##### GIVEN DATA
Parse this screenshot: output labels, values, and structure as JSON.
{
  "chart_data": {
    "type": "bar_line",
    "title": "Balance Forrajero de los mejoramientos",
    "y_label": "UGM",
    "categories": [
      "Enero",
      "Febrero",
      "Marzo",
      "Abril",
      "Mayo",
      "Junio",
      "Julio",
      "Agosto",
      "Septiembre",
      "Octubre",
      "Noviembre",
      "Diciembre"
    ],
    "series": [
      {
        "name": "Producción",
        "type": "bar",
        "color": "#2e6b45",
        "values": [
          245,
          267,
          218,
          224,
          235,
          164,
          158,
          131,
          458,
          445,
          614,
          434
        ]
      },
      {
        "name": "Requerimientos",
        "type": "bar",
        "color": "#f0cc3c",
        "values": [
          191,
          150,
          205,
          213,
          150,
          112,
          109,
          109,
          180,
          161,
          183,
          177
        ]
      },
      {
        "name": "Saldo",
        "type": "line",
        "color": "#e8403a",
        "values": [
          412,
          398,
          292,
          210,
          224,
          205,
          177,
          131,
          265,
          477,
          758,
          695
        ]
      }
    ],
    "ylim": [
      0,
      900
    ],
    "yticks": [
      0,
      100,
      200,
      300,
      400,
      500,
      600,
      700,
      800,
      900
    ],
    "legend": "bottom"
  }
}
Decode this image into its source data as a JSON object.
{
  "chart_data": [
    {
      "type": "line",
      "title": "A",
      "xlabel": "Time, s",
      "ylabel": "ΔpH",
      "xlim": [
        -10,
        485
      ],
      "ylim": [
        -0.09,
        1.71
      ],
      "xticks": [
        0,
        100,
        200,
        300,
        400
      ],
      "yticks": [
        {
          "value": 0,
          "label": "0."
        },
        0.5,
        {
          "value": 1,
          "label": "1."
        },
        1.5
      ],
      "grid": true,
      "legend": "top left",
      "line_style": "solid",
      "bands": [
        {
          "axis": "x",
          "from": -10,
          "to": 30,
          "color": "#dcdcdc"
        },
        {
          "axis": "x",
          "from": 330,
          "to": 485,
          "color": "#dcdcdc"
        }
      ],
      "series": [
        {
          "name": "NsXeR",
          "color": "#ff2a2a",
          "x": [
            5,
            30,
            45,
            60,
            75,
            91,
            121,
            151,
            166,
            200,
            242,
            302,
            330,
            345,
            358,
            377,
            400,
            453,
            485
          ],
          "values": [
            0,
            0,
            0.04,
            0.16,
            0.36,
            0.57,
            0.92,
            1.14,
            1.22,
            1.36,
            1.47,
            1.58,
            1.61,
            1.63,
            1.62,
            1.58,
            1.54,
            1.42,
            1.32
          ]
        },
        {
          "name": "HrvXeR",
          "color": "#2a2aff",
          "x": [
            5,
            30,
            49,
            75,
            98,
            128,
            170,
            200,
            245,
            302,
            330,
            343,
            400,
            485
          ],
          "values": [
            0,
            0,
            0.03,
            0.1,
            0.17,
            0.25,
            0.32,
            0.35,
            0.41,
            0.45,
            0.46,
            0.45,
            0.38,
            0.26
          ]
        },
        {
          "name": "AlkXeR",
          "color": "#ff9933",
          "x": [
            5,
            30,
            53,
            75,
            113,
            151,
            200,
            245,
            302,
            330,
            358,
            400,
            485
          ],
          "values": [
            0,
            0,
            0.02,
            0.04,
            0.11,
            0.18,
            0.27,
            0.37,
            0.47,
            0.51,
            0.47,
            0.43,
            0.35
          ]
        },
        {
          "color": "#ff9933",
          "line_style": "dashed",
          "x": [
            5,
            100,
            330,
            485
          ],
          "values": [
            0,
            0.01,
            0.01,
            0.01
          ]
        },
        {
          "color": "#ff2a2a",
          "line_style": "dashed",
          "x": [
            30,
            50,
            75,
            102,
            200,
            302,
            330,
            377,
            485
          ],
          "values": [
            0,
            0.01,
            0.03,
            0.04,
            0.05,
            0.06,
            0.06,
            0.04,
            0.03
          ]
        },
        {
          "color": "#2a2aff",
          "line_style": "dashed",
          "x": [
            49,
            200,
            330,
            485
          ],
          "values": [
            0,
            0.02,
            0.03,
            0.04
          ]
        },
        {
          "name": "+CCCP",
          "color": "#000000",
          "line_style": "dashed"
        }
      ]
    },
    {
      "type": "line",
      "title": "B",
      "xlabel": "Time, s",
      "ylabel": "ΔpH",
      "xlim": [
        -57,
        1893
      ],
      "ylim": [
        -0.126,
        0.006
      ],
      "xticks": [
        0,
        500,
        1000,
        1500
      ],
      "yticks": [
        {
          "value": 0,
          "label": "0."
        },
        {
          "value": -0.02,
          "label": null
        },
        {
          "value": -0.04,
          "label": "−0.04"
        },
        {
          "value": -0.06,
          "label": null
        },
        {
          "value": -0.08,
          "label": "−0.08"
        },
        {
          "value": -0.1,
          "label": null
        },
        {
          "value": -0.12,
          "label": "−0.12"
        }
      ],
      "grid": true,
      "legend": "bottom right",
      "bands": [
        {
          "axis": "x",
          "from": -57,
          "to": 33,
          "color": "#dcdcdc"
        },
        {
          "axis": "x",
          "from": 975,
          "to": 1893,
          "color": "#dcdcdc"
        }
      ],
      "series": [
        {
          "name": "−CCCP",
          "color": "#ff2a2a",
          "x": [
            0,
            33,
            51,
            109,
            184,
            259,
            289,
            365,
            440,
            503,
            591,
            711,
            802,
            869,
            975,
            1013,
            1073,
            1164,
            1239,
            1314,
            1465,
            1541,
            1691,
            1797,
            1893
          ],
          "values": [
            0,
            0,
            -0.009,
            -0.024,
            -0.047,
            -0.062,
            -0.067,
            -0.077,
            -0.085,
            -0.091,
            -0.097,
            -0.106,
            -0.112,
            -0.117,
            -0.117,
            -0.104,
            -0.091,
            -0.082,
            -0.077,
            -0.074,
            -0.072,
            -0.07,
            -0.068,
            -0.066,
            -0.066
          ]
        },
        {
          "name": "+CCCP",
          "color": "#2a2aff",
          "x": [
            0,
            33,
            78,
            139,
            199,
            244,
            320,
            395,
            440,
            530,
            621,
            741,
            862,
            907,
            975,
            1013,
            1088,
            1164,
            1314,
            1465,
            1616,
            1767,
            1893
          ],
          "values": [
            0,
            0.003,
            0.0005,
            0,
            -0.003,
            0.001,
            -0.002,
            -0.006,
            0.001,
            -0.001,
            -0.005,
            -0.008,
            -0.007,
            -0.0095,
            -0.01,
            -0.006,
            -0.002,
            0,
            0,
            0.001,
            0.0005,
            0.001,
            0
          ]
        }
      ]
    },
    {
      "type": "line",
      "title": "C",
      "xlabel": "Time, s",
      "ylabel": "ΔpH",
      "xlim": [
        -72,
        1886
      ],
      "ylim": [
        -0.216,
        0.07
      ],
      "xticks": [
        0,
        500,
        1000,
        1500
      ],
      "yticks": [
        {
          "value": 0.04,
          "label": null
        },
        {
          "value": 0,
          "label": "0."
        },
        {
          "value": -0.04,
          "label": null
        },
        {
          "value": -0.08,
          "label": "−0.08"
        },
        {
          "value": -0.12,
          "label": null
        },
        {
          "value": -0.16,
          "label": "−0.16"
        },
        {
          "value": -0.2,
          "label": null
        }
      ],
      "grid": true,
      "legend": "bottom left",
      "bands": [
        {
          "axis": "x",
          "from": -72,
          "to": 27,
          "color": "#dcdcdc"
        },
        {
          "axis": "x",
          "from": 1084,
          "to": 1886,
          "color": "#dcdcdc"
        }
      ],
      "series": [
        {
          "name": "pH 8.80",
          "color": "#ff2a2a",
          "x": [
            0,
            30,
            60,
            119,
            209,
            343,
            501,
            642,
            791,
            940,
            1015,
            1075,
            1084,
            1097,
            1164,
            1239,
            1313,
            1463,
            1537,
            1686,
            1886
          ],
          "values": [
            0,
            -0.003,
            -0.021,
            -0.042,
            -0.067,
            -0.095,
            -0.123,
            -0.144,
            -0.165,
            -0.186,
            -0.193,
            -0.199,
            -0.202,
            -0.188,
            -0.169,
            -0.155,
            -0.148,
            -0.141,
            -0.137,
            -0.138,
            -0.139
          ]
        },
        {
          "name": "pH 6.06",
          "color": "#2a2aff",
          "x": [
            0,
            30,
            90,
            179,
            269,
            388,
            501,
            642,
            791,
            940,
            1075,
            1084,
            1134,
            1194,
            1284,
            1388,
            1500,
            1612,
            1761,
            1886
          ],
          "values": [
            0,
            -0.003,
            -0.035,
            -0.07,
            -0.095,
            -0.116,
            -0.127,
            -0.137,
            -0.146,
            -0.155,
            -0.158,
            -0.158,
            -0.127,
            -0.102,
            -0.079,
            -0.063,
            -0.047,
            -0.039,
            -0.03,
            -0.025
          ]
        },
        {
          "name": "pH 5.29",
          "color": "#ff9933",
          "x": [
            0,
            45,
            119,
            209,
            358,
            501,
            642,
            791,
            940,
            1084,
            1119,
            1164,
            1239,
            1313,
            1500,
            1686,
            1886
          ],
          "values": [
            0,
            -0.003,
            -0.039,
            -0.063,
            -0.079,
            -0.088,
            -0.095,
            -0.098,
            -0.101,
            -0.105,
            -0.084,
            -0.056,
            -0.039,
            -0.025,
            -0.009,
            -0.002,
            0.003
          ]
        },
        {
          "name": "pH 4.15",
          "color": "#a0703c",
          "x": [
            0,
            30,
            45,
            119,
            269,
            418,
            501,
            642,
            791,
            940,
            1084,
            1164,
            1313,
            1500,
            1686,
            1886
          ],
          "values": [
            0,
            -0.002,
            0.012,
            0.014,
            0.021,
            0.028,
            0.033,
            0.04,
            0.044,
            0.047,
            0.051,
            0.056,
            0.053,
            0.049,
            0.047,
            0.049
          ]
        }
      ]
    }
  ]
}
##########
EXERCISE DIRECTIONS:
Search the data for "from" and list every line in which it occurs.

TASK RESULT:
          "from": -10,
          "from": 330,
          "from": -57,
          "from": 975,
          "from": -72,
          "from": 1084,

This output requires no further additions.